PROMPT:
From the entries below, please gather each line containing the string "trong".

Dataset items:
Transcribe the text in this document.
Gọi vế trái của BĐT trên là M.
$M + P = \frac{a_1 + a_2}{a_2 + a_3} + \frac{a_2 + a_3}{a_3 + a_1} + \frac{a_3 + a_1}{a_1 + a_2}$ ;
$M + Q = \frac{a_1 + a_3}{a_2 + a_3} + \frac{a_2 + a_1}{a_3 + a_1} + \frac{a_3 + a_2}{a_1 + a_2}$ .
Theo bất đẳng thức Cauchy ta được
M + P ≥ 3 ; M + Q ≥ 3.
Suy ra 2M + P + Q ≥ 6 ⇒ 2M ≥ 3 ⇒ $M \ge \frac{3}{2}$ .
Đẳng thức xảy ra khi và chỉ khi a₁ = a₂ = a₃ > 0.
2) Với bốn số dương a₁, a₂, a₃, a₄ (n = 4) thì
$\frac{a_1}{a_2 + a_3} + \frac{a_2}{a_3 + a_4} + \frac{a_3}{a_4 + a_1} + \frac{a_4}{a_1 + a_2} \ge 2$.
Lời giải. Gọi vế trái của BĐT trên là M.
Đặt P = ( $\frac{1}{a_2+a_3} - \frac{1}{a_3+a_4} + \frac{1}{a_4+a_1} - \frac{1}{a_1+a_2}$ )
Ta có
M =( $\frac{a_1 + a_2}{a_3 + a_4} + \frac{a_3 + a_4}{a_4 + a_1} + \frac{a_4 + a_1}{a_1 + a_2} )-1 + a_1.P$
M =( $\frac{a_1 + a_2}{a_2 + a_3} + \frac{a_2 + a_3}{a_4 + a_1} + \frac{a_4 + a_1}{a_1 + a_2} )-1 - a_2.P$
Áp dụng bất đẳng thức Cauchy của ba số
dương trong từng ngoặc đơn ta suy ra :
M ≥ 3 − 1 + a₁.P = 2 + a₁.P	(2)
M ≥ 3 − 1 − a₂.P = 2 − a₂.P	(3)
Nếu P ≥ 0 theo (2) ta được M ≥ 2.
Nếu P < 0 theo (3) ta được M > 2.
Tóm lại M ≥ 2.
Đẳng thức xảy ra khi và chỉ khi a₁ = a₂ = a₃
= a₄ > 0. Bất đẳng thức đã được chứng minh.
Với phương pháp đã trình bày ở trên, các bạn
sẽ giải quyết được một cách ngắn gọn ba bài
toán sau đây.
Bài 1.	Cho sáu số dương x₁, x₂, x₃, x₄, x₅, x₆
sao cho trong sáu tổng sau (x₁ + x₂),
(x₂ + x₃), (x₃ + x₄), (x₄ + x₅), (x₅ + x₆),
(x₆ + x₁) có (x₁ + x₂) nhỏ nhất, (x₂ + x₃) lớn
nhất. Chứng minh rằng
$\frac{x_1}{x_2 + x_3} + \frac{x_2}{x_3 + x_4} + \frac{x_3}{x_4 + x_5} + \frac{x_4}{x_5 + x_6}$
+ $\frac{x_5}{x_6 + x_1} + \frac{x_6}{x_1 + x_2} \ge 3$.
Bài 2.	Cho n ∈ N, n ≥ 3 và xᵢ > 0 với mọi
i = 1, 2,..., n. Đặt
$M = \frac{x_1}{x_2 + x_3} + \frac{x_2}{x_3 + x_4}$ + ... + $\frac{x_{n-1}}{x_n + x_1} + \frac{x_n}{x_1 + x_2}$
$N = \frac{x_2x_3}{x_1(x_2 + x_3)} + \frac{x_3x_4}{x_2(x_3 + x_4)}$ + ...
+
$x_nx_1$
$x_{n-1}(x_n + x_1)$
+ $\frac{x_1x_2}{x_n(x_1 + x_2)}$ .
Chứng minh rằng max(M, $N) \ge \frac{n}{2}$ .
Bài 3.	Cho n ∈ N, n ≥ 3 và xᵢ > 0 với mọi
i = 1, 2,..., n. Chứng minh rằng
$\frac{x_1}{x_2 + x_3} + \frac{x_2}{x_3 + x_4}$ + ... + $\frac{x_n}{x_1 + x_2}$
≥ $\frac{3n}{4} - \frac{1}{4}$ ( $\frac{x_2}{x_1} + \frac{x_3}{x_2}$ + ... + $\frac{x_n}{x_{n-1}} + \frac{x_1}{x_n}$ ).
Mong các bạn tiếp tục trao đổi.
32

OUTPUT OF THE TASK:
dương trong từng ngoặc đơn ta suy ra :
sao cho trong sáu tổng sau (x₁ + x₂),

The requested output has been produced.